What you need to do:
Without the images, print all the entries below exactly as given.

Data extract:

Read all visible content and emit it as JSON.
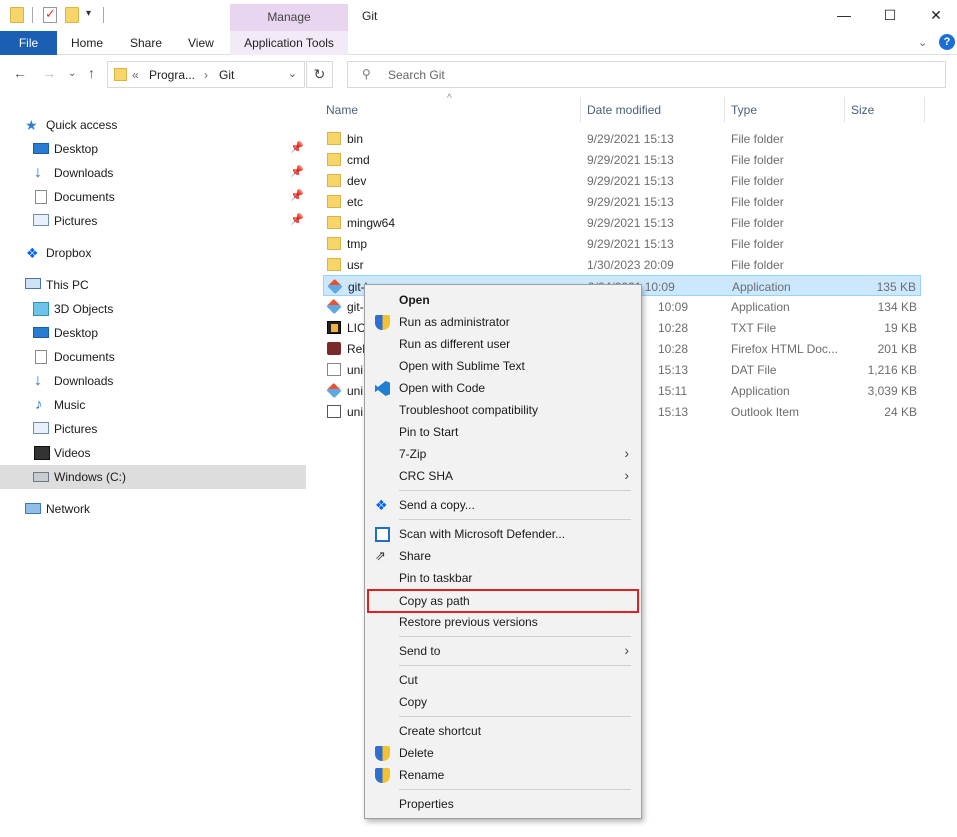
{
  "window": {
    "title": "Git",
    "manage_label": "Manage",
    "minimize": "—",
    "maximize": "☐",
    "close": "✕"
  },
  "ribbon": {
    "tabs": [
      "File",
      "Home",
      "Share",
      "View",
      "Application Tools"
    ],
    "collapse": "⌄",
    "help": "?"
  },
  "address": {
    "overflow": "«",
    "crumbs": [
      "Progra...",
      "Git"
    ],
    "separator": "›",
    "dropdown": "⌄",
    "refresh": "↻",
    "back": "←",
    "forward": "→",
    "recent": "⌄",
    "up": "↑"
  },
  "search": {
    "placeholder": "Search Git"
  },
  "nav_pane": {
    "items": [
      {
        "label": "Quick access",
        "icon": "star-icon",
        "pinned": false
      },
      {
        "label": "Desktop",
        "icon": "desktop-icon",
        "pinned": true
      },
      {
        "label": "Downloads",
        "icon": "downloads-icon",
        "pinned": true
      },
      {
        "label": "Documents",
        "icon": "documents-icon",
        "pinned": true
      },
      {
        "label": "Pictures",
        "icon": "pictures-icon",
        "pinned": true
      },
      {
        "label": "Dropbox",
        "icon": "dropbox-icon",
        "pinned": false
      },
      {
        "label": "This PC",
        "icon": "this-pc-icon",
        "pinned": false
      },
      {
        "label": "3D Objects",
        "icon": "3d-objects-icon",
        "pinned": false
      },
      {
        "label": "Desktop",
        "icon": "desktop-icon",
        "pinned": false
      },
      {
        "label": "Documents",
        "icon": "documents-icon",
        "pinned": false
      },
      {
        "label": "Downloads",
        "icon": "downloads-icon",
        "pinned": false
      },
      {
        "label": "Music",
        "icon": "music-icon",
        "pinned": false
      },
      {
        "label": "Pictures",
        "icon": "pictures-icon",
        "pinned": false
      },
      {
        "label": "Videos",
        "icon": "videos-icon",
        "pinned": false
      },
      {
        "label": "Windows  (C:)",
        "icon": "drive-icon",
        "pinned": false,
        "selected": true
      },
      {
        "label": "Network",
        "icon": "network-icon",
        "pinned": false
      }
    ]
  },
  "file_list": {
    "columns": [
      "Name",
      "Date modified",
      "Type",
      "Size"
    ],
    "sort_indicator": "^",
    "rows": [
      {
        "name": "bin",
        "date": "9/29/2021 15:13",
        "type": "File folder",
        "size": "",
        "icon": "folder-icon"
      },
      {
        "name": "cmd",
        "date": "9/29/2021 15:13",
        "type": "File folder",
        "size": "",
        "icon": "folder-icon"
      },
      {
        "name": "dev",
        "date": "9/29/2021 15:13",
        "type": "File folder",
        "size": "",
        "icon": "folder-icon"
      },
      {
        "name": "etc",
        "date": "9/29/2021 15:13",
        "type": "File folder",
        "size": "",
        "icon": "folder-icon"
      },
      {
        "name": "mingw64",
        "date": "9/29/2021 15:13",
        "type": "File folder",
        "size": "",
        "icon": "folder-icon"
      },
      {
        "name": "tmp",
        "date": "9/29/2021 15:13",
        "type": "File folder",
        "size": "",
        "icon": "folder-icon"
      },
      {
        "name": "usr",
        "date": "1/30/2023 20:09",
        "type": "File folder",
        "size": "",
        "icon": "folder-icon"
      },
      {
        "name": "git-b",
        "date": "9/24/2021 10:09",
        "type": "Application",
        "size": "135 KB",
        "icon": "git-icon",
        "selected": true
      },
      {
        "name": "git-",
        "date": "10:09",
        "type": "Application",
        "size": "134 KB",
        "icon": "git-icon"
      },
      {
        "name": "LIC",
        "date": "10:28",
        "type": "TXT File",
        "size": "19 KB",
        "icon": "sublime-text-icon"
      },
      {
        "name": "Rel",
        "date": "10:28",
        "type": "Firefox HTML Doc...",
        "size": "201 KB",
        "icon": "firefox-icon"
      },
      {
        "name": "uni",
        "date": "15:13",
        "type": "DAT File",
        "size": "1,216 KB",
        "icon": "file-icon"
      },
      {
        "name": "uni",
        "date": "15:11",
        "type": "Application",
        "size": "3,039 KB",
        "icon": "git-icon"
      },
      {
        "name": "uni",
        "date": "15:13",
        "type": "Outlook Item",
        "size": "24 KB",
        "icon": "mail-icon"
      }
    ]
  },
  "context_menu": {
    "items": [
      {
        "label": "Open",
        "bold": true
      },
      {
        "label": "Run as administrator",
        "icon": "shield-icon"
      },
      {
        "label": "Run as different user"
      },
      {
        "label": "Open with Sublime Text"
      },
      {
        "label": "Open with Code",
        "icon": "vscode-icon"
      },
      {
        "label": "Troubleshoot compatibility"
      },
      {
        "label": "Pin to Start"
      },
      {
        "label": "7-Zip",
        "submenu": true
      },
      {
        "label": "CRC SHA",
        "submenu": true
      },
      {
        "label": "Send a copy...",
        "icon": "dropbox-icon"
      },
      {
        "label": "Scan with Microsoft Defender...",
        "icon": "defender-icon"
      },
      {
        "label": "Share",
        "icon": "share-icon"
      },
      {
        "label": "Pin to taskbar"
      },
      {
        "label": "Copy as path",
        "highlighted": true
      },
      {
        "label": "Restore previous versions"
      },
      {
        "label": "Send to",
        "submenu": true
      },
      {
        "label": "Cut"
      },
      {
        "label": "Copy"
      },
      {
        "label": "Create shortcut"
      },
      {
        "label": "Delete",
        "icon": "shield-icon"
      },
      {
        "label": "Rename",
        "icon": "shield-icon"
      },
      {
        "label": "Properties"
      }
    ],
    "submenu_arrow": "›",
    "highlight_color": "#e0201f"
  },
  "colors": {
    "file_tab": "#1a5fb4",
    "manage_tab": "#e8d5f0",
    "selection": "#cce8ff",
    "nav_selected": "#dddddd"
  }
}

Response:
Read all visible content and emit it as JSON.
{
  "window": {
    "title": "Git",
    "manage_label": "Manage",
    "minimize": "—",
    "maximize": "☐",
    "close": "✕"
  },
  "ribbon": {
    "tabs": [
      "File",
      "Home",
      "Share",
      "View",
      "Application Tools"
    ],
    "collapse": "⌄",
    "help": "?"
  },
  "address": {
    "overflow": "«",
    "crumbs": [
      "Progra...",
      "Git"
    ],
    "separator": "›",
    "dropdown": "⌄",
    "refresh": "↻",
    "back": "←",
    "forward": "→",
    "recent": "⌄",
    "up": "↑"
  },
  "search": {
    "placeholder": "Search Git"
  },
  "nav_pane": {
    "items": [
      {
        "label": "Quick access",
        "icon": "star-icon",
        "pinned": false
      },
      {
        "label": "Desktop",
        "icon": "desktop-icon",
        "pinned": true
      },
      {
        "label": "Downloads",
        "icon": "downloads-icon",
        "pinned": true
      },
      {
        "label": "Documents",
        "icon": "documents-icon",
        "pinned": true
      },
      {
        "label": "Pictures",
        "icon": "pictures-icon",
        "pinned": true
      },
      {
        "label": "Dropbox",
        "icon": "dropbox-icon",
        "pinned": false
      },
      {
        "label": "This PC",
        "icon": "this-pc-icon",
        "pinned": false
      },
      {
        "label": "3D Objects",
        "icon": "3d-objects-icon",
        "pinned": false
      },
      {
        "label": "Desktop",
        "icon": "desktop-icon",
        "pinned": false
      },
      {
        "label": "Documents",
        "icon": "documents-icon",
        "pinned": false
      },
      {
        "label": "Downloads",
        "icon": "downloads-icon",
        "pinned": false
      },
      {
        "label": "Music",
        "icon": "music-icon",
        "pinned": false
      },
      {
        "label": "Pictures",
        "icon": "pictures-icon",
        "pinned": false
      },
      {
        "label": "Videos",
        "icon": "videos-icon",
        "pinned": false
      },
      {
        "label": "Windows  (C:)",
        "icon": "drive-icon",
        "pinned": false,
        "selected": true
      },
      {
        "label": "Network",
        "icon": "network-icon",
        "pinned": false
      }
    ]
  },
  "file_list": {
    "columns": [
      "Name",
      "Date modified",
      "Type",
      "Size"
    ],
    "sort_indicator": "^",
    "rows": [
      {
        "name": "bin",
        "date": "9/29/2021 15:13",
        "type": "File folder",
        "size": "",
        "icon": "folder-icon"
      },
      {
        "name": "cmd",
        "date": "9/29/2021 15:13",
        "type": "File folder",
        "size": "",
        "icon": "folder-icon"
      },
      {
        "name": "dev",
        "date": "9/29/2021 15:13",
        "type": "File folder",
        "size": "",
        "icon": "folder-icon"
      },
      {
        "name": "etc",
        "date": "9/29/2021 15:13",
        "type": "File folder",
        "size": "",
        "icon": "folder-icon"
      },
      {
        "name": "mingw64",
        "date": "9/29/2021 15:13",
        "type": "File folder",
        "size": "",
        "icon": "folder-icon"
      },
      {
        "name": "tmp",
        "date": "9/29/2021 15:13",
        "type": "File folder",
        "size": "",
        "icon": "folder-icon"
      },
      {
        "name": "usr",
        "date": "1/30/2023 20:09",
        "type": "File folder",
        "size": "",
        "icon": "folder-icon"
      },
      {
        "name": "git-b",
        "date": "9/24/2021 10:09",
        "type": "Application",
        "size": "135 KB",
        "icon": "git-icon",
        "selected": true
      },
      {
        "name": "git-",
        "date": "10:09",
        "type": "Application",
        "size": "134 KB",
        "icon": "git-icon"
      },
      {
        "name": "LIC",
        "date": "10:28",
        "type": "TXT File",
        "size": "19 KB",
        "icon": "sublime-text-icon"
      },
      {
        "name": "Rel",
        "date": "10:28",
        "type": "Firefox HTML Doc...",
        "size": "201 KB",
        "icon": "firefox-icon"
      },
      {
        "name": "uni",
        "date": "15:13",
        "type": "DAT File",
        "size": "1,216 KB",
        "icon": "file-icon"
      },
      {
        "name": "uni",
        "date": "15:11",
        "type": "Application",
        "size": "3,039 KB",
        "icon": "git-icon"
      },
      {
        "name": "uni",
        "date": "15:13",
        "type": "Outlook Item",
        "size": "24 KB",
        "icon": "mail-icon"
      }
    ]
  },
  "context_menu": {
    "items": [
      {
        "label": "Open",
        "bold": true
      },
      {
        "label": "Run as administrator",
        "icon": "shield-icon"
      },
      {
        "label": "Run as different user"
      },
      {
        "label": "Open with Sublime Text"
      },
      {
        "label": "Open with Code",
        "icon": "vscode-icon"
      },
      {
        "label": "Troubleshoot compatibility"
      },
      {
        "label": "Pin to Start"
      },
      {
        "label": "7-Zip",
        "submenu": true
      },
      {
        "label": "CRC SHA",
        "submenu": true
      },
      {
        "label": "Send a copy...",
        "icon": "dropbox-icon"
      },
      {
        "label": "Scan with Microsoft Defender...",
        "icon": "defender-icon"
      },
      {
        "label": "Share",
        "icon": "share-icon"
      },
      {
        "label": "Pin to taskbar"
      },
      {
        "label": "Copy as path",
        "highlighted": true
      },
      {
        "label": "Restore previous versions"
      },
      {
        "label": "Send to",
        "submenu": true
      },
      {
        "label": "Cut"
      },
      {
        "label": "Copy"
      },
      {
        "label": "Create shortcut"
      },
      {
        "label": "Delete",
        "icon": "shield-icon"
      },
      {
        "label": "Rename",
        "icon": "shield-icon"
      },
      {
        "label": "Properties"
      }
    ],
    "submenu_arrow": "›",
    "highlight_color": "#e0201f"
  },
  "colors": {
    "file_tab": "#1a5fb4",
    "manage_tab": "#e8d5f0",
    "selection": "#cce8ff",
    "nav_selected": "#dddddd"
  }
}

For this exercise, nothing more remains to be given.